REQUIREMENT:
Read the listing below and copy out every line that holds "Performance".

RECORD EXTRACTS:
========

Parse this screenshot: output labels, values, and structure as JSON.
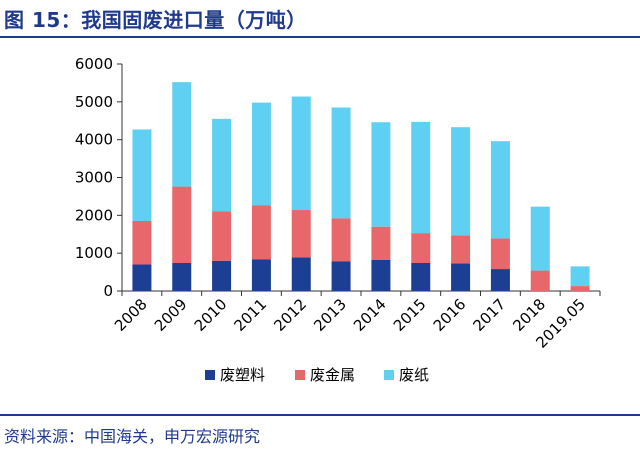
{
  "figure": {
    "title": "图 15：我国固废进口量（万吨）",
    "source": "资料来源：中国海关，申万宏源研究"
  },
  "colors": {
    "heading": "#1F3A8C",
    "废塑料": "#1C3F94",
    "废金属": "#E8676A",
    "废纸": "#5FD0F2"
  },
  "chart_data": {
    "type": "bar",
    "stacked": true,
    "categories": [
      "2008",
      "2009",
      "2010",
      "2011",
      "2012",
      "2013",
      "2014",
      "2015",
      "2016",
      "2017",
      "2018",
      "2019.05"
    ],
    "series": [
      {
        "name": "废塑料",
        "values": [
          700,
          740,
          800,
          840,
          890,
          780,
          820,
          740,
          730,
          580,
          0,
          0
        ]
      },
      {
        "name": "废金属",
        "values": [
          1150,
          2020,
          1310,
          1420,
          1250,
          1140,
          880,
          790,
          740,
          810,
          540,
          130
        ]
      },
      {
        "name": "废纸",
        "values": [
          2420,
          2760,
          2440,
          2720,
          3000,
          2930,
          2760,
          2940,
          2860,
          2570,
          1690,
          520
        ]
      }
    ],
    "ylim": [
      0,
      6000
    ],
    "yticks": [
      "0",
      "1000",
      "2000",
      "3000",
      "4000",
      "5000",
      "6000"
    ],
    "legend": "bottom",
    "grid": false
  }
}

========

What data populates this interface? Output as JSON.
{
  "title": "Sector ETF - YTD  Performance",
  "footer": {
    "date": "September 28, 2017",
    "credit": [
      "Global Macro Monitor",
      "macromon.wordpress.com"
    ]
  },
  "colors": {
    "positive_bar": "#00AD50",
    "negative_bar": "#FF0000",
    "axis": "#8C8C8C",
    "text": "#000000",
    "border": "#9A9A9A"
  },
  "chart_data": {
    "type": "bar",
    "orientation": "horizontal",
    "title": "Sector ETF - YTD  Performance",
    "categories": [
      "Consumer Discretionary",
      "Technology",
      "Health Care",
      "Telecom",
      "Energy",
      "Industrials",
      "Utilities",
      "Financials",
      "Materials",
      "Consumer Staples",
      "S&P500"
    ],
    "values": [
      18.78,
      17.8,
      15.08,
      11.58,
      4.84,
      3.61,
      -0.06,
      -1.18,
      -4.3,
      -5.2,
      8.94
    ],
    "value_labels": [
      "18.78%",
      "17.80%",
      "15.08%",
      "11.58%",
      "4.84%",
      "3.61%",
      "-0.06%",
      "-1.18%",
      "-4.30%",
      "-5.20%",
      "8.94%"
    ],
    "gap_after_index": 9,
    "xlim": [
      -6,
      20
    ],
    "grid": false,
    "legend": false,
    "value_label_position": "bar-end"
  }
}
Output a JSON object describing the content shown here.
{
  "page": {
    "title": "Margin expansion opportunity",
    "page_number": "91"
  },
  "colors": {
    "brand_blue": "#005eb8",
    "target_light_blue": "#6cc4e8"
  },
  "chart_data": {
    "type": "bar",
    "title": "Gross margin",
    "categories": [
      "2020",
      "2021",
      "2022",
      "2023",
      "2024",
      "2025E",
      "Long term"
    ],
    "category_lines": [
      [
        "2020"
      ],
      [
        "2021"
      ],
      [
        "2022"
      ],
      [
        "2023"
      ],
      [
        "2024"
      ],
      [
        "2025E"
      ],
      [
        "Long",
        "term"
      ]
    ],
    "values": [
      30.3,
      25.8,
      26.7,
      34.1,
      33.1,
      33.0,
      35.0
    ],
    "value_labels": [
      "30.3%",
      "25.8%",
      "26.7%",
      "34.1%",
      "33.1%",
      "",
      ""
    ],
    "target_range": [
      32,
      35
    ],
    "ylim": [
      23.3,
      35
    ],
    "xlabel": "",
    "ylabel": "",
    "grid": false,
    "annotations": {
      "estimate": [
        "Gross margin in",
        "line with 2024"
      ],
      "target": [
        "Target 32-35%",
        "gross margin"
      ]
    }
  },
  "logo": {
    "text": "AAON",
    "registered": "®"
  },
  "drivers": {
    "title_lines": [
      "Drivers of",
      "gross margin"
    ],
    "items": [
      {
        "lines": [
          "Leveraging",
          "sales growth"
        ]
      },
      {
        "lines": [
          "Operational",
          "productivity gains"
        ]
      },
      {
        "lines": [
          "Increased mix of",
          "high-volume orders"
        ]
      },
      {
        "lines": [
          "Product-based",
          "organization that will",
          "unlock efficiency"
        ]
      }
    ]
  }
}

========

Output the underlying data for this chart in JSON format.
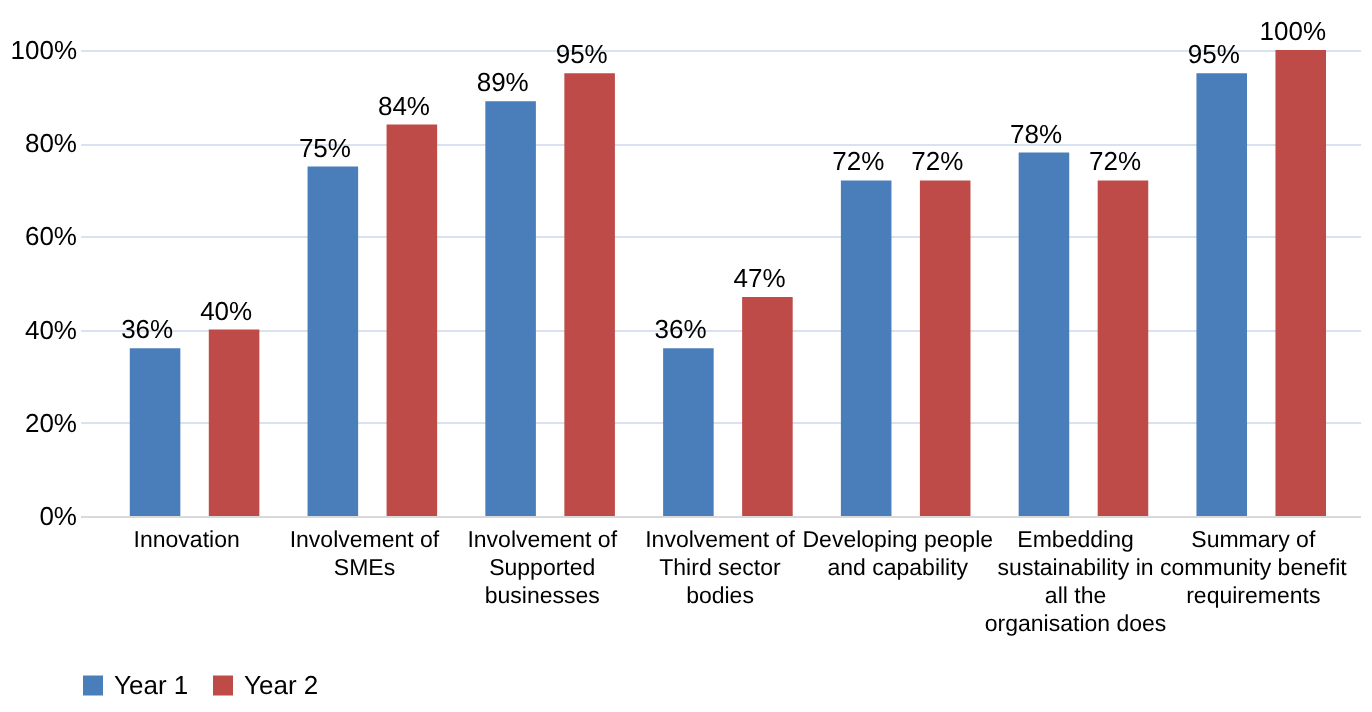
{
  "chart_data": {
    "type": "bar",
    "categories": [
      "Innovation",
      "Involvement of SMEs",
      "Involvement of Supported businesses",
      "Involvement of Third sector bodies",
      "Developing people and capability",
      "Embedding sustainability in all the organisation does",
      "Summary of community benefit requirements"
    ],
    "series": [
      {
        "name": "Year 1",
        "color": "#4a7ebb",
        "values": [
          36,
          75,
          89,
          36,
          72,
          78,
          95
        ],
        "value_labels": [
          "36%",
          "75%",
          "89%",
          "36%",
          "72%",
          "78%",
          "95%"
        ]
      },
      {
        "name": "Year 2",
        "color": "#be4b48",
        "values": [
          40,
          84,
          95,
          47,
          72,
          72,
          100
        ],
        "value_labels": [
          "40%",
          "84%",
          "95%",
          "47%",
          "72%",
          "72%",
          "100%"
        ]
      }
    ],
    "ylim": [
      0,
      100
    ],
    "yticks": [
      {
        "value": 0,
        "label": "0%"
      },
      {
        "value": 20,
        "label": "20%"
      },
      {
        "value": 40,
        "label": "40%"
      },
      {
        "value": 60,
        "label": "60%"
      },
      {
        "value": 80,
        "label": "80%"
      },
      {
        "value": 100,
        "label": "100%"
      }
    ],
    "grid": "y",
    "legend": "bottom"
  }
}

========

WORKED ANSWER:
  "title": "Sector ETF - YTD  Performance",
    "title": "Sector ETF - YTD  Performance",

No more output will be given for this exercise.